■ Short exercise
Filter the listing below and copy out each line containing the string "pieces", treating uppercase and lowercase as different.

(Collected data)
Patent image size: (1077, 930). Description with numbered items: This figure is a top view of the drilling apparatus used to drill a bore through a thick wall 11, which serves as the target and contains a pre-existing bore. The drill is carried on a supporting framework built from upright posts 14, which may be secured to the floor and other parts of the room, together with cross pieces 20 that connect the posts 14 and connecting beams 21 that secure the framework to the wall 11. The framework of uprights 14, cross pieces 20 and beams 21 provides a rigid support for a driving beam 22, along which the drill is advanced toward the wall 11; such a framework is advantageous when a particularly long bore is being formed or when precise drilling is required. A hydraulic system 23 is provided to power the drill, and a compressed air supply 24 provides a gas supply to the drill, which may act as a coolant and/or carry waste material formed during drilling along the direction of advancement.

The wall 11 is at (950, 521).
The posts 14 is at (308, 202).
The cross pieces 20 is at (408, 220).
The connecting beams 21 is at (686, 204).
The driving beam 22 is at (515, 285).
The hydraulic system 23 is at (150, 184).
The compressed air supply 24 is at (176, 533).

■ Answer
Patent image size: (1077, 930). Description with numbered items: This figure is a top view of the drilling apparatus used to drill a bore through a thick wall 11, which serves as the target and contains a pre-existing bore. The drill is carried on a supporting framework built from upright posts 14, which may be secured to the floor and other parts of the room, together with cross pieces 20 that connect the posts 14 and connecting beams 21 that secure the framework to the wall 11. The framework of uprights 14, cross pieces 20 and beams 21 provides a rigid support for a driving beam 22, along which the drill is advanced toward the wall 11; such a framework is advantageous when a particularly long bore is being formed or when precise drilling is required. A hydraulic system 23 is provided to power the drill, and a compressed air supply 24 provides a gas supply to the drill, which may act as a coolant and/or carry waste material formed during drilling along the direction of advancement.
The cross pieces 20 is at (408, 220).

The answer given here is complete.